TASK OBJECTIVE: Print the material below unchanged, beginning at its first line and stopping after the line that contains "row-checkbox[interactable] <box>498 312".

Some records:
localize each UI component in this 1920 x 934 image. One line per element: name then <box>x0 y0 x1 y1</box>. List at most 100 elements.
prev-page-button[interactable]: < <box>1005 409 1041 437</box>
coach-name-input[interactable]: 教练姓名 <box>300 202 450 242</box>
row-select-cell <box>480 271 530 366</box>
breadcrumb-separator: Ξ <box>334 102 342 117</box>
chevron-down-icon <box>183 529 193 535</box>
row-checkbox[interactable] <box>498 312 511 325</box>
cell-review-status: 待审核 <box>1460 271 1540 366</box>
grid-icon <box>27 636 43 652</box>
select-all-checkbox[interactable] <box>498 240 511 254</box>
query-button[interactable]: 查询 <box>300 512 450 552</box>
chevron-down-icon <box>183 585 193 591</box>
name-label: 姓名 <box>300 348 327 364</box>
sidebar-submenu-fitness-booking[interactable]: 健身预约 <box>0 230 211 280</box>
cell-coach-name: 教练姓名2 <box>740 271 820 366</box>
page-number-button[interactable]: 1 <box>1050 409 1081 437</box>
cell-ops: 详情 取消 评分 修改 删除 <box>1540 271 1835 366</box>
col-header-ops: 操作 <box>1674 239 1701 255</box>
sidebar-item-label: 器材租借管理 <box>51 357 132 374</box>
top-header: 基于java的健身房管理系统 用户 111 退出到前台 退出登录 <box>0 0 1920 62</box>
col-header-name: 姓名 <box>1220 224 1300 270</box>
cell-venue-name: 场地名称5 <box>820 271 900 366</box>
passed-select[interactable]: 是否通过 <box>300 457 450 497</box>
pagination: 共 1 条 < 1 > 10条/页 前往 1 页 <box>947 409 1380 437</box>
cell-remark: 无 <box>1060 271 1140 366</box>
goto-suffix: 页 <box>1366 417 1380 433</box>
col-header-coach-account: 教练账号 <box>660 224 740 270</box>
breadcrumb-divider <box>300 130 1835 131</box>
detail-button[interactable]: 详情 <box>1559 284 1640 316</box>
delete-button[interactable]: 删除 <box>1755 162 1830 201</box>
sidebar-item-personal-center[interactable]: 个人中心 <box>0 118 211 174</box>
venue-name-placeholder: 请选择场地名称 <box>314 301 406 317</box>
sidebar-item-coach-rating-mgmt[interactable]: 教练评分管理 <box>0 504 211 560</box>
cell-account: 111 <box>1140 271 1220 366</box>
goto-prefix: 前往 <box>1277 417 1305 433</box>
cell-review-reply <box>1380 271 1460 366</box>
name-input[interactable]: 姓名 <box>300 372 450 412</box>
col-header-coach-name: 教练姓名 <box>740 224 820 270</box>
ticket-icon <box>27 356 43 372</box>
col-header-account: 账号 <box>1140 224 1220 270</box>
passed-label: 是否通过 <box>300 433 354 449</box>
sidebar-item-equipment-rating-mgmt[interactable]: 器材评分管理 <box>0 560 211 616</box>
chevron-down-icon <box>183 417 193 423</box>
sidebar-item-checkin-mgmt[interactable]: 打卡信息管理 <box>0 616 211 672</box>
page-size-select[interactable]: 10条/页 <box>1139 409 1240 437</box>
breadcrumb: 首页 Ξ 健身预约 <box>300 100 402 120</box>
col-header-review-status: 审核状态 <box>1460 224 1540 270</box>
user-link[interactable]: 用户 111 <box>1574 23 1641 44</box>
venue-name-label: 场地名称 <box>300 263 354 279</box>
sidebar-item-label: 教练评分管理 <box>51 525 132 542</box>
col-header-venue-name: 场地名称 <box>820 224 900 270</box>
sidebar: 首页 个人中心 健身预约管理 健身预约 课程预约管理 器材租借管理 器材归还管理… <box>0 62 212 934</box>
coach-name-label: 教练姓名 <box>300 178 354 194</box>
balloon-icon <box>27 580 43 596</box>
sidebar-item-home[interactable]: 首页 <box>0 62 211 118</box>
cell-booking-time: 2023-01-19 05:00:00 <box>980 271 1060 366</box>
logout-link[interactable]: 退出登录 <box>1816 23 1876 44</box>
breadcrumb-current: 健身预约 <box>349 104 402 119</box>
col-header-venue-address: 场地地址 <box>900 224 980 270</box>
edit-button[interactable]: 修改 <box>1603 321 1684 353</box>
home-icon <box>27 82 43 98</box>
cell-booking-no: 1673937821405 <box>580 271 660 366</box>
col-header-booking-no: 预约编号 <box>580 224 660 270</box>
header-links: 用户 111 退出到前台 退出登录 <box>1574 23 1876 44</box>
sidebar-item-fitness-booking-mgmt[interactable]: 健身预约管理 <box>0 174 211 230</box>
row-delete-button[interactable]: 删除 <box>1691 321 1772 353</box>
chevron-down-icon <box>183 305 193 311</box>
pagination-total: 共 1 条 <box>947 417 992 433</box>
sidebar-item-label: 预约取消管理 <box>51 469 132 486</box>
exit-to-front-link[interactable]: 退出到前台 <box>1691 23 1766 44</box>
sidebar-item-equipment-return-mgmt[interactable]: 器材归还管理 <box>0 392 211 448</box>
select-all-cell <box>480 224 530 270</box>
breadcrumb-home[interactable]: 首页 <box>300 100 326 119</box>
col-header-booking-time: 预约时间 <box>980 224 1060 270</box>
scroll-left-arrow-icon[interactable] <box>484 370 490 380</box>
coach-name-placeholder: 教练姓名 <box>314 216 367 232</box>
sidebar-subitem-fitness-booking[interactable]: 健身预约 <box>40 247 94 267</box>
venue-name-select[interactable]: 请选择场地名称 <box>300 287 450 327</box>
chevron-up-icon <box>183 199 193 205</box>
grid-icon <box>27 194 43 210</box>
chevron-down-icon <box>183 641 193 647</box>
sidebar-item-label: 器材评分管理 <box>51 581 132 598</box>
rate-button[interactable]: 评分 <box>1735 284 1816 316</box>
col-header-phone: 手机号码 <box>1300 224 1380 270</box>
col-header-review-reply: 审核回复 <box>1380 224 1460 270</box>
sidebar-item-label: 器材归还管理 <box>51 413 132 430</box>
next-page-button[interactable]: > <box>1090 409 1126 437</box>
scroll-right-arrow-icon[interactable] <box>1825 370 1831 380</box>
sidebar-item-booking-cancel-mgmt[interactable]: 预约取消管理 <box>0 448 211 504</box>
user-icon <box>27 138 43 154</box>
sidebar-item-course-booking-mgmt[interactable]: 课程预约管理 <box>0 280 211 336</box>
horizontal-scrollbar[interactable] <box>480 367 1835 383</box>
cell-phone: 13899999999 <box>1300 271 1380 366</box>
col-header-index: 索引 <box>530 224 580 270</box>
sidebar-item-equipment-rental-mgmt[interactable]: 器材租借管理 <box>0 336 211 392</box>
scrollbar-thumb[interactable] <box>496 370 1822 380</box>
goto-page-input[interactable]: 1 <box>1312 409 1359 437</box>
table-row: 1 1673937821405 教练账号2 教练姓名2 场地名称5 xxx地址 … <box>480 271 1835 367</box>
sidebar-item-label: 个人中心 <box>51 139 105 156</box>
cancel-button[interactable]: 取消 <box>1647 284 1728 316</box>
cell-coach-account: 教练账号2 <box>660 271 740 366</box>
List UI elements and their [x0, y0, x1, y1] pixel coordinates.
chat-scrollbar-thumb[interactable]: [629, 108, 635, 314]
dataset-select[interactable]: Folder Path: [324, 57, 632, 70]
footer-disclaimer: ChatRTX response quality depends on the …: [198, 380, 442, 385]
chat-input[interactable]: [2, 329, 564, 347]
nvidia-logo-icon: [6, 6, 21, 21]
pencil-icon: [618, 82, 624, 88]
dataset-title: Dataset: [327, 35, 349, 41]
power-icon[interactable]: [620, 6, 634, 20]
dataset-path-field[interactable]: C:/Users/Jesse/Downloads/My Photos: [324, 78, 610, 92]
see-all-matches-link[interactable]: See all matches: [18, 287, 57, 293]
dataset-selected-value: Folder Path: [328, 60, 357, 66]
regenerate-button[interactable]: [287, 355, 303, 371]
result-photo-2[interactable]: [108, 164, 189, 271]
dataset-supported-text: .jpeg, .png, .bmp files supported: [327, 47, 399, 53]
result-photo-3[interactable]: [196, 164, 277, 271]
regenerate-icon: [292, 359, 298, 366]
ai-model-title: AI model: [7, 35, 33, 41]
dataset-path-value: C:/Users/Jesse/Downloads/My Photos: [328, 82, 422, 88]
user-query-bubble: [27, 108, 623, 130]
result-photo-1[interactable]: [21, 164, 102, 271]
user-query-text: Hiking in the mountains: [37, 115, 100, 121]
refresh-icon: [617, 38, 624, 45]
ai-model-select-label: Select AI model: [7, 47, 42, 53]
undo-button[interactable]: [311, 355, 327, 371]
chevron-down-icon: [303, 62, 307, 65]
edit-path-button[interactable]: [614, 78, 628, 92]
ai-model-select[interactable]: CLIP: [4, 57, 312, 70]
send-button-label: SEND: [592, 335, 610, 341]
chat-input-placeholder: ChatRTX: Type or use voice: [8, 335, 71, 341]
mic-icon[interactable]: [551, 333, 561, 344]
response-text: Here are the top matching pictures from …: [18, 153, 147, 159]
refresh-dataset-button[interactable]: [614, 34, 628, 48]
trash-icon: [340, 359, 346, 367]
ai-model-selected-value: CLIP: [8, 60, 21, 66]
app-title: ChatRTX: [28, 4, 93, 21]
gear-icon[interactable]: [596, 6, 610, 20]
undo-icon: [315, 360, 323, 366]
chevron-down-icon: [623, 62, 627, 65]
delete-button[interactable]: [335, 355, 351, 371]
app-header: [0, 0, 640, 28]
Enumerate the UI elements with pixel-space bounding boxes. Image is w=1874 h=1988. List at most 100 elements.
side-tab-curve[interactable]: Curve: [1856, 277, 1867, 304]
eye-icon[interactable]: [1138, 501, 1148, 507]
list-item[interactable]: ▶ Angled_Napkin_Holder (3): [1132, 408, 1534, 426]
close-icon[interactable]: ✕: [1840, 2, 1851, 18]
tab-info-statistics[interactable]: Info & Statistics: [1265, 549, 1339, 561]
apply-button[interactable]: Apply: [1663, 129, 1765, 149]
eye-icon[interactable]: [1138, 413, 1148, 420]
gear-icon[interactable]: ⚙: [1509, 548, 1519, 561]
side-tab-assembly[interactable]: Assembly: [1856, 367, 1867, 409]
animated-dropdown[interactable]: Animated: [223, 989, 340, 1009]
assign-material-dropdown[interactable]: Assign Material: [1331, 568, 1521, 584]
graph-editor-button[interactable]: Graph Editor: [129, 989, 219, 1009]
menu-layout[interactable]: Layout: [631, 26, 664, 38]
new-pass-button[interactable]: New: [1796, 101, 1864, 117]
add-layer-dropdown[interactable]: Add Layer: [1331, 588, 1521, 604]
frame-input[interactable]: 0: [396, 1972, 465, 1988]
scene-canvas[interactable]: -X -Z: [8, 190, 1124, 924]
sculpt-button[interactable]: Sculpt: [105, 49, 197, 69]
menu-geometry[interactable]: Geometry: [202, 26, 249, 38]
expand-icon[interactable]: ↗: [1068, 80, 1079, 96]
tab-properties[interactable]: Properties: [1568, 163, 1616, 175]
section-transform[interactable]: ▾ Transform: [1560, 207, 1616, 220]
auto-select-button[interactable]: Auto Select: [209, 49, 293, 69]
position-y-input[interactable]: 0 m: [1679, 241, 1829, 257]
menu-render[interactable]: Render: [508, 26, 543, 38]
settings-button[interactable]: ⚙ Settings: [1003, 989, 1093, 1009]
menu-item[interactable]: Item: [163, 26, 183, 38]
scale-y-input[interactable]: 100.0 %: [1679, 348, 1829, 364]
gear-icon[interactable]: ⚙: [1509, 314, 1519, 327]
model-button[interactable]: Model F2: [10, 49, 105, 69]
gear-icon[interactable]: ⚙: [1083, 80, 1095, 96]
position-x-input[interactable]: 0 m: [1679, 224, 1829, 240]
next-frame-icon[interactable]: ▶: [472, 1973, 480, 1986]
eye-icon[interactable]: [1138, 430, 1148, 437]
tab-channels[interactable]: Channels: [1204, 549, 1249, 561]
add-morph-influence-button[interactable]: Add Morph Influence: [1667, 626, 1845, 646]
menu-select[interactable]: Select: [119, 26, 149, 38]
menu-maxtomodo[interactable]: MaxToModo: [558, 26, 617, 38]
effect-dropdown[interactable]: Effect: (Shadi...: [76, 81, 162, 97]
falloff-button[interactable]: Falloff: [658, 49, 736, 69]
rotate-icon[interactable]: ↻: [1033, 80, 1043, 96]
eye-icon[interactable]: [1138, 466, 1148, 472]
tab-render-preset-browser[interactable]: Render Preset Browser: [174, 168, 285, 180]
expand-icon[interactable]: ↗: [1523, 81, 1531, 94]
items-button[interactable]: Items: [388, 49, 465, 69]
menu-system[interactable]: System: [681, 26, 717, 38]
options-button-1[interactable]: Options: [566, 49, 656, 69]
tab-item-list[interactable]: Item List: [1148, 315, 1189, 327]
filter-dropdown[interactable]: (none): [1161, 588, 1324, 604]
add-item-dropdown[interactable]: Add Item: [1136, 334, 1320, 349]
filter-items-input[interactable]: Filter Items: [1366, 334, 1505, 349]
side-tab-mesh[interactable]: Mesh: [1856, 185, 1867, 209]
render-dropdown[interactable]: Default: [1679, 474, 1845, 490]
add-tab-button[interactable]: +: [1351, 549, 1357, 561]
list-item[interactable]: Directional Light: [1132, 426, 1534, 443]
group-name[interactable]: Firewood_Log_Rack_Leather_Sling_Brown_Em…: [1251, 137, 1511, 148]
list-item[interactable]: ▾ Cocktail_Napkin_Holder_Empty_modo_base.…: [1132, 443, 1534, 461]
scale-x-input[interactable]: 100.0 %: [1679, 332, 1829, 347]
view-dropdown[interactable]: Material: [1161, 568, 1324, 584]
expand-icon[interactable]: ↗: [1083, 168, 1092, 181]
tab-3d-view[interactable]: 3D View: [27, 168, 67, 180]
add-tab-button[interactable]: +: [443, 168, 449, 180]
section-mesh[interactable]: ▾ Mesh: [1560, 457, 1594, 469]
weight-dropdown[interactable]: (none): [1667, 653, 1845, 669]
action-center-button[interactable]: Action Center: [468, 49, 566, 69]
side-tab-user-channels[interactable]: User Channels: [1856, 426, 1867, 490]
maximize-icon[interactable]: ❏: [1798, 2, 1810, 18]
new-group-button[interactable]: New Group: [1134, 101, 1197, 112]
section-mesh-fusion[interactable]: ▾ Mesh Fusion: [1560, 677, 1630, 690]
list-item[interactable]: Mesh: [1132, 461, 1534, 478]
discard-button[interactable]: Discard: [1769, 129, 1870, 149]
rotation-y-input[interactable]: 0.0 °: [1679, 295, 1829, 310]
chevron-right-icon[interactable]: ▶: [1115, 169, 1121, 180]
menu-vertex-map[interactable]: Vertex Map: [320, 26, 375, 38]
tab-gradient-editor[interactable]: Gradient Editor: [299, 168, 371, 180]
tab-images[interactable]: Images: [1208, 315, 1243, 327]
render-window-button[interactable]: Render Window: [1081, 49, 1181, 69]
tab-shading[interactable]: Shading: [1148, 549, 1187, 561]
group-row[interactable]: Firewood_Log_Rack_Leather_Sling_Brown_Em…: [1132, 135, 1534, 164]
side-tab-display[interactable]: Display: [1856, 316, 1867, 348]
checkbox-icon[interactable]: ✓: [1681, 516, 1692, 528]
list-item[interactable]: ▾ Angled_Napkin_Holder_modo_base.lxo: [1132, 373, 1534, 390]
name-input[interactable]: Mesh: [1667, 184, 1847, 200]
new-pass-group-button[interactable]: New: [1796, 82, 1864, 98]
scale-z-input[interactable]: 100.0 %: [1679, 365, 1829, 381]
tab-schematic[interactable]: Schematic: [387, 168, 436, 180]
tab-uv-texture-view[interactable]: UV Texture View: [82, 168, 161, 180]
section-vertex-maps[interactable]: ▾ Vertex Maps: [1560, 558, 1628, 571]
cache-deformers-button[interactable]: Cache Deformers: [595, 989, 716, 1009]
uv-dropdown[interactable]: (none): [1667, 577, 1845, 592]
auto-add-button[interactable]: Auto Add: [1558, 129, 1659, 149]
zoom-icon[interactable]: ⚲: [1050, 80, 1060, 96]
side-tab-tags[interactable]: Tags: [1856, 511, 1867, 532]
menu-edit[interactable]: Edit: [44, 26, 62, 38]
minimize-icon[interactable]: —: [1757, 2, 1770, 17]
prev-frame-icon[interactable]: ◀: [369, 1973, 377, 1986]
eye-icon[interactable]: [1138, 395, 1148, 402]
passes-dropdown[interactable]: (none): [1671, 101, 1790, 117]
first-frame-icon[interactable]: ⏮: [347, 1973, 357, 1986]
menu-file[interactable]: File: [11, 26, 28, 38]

ANSWER TO THIS TASK:
localize each UI component in this 1920 x 934 image. One line per element: name then <box>x0 y0 x1 y1</box>. List at most 100 elements.
prev-page-button[interactable]: < <box>1005 409 1041 437</box>
coach-name-input[interactable]: 教练姓名 <box>300 202 450 242</box>
row-select-cell <box>480 271 530 366</box>
breadcrumb-separator: Ξ <box>334 102 342 117</box>
chevron-down-icon <box>183 529 193 535</box>
row-checkbox[interactable] <box>498 312 511 325</box>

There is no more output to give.